Data records:
========================================

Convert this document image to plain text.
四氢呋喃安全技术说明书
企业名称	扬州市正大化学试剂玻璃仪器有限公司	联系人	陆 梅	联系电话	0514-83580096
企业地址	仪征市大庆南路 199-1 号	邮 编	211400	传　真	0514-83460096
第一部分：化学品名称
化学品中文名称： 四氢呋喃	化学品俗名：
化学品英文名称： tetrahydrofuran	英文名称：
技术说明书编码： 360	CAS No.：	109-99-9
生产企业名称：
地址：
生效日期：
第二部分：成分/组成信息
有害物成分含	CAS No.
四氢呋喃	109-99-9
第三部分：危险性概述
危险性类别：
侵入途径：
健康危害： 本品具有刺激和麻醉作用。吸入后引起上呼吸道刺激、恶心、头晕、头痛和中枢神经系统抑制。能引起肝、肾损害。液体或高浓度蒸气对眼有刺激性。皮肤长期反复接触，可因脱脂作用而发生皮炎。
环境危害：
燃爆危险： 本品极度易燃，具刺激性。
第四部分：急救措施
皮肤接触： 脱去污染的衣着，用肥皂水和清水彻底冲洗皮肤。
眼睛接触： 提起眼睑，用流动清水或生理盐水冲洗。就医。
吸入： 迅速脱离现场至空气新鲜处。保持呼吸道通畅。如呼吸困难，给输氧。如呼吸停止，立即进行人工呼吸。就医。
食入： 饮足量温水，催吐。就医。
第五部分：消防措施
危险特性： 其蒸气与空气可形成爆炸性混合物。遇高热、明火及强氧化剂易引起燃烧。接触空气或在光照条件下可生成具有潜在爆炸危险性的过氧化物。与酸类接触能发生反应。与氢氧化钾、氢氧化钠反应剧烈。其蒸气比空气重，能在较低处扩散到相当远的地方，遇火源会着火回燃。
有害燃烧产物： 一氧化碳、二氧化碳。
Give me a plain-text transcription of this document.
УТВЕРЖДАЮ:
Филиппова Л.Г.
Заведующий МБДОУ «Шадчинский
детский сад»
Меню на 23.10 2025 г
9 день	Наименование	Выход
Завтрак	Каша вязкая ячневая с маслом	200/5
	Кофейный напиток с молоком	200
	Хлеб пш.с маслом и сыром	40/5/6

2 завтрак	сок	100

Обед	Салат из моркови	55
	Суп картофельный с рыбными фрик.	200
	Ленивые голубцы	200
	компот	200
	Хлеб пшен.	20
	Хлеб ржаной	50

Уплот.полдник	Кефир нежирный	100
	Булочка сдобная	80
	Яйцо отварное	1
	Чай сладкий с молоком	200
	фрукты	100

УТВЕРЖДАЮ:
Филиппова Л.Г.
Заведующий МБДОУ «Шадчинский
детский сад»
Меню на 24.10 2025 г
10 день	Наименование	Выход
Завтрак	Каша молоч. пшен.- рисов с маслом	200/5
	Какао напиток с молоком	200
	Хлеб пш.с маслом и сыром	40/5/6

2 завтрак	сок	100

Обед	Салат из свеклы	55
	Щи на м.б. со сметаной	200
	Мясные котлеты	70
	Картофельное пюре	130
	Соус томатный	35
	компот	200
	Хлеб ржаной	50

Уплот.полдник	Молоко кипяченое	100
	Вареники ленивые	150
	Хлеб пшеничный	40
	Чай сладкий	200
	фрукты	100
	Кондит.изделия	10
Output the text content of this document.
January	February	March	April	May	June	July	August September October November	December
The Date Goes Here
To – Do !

========================================

Given task: Extract every line that has the string "plain" in it.

Solution to this problem:
Convert this document image to plain text.
Give me a plain-text transcription of this document.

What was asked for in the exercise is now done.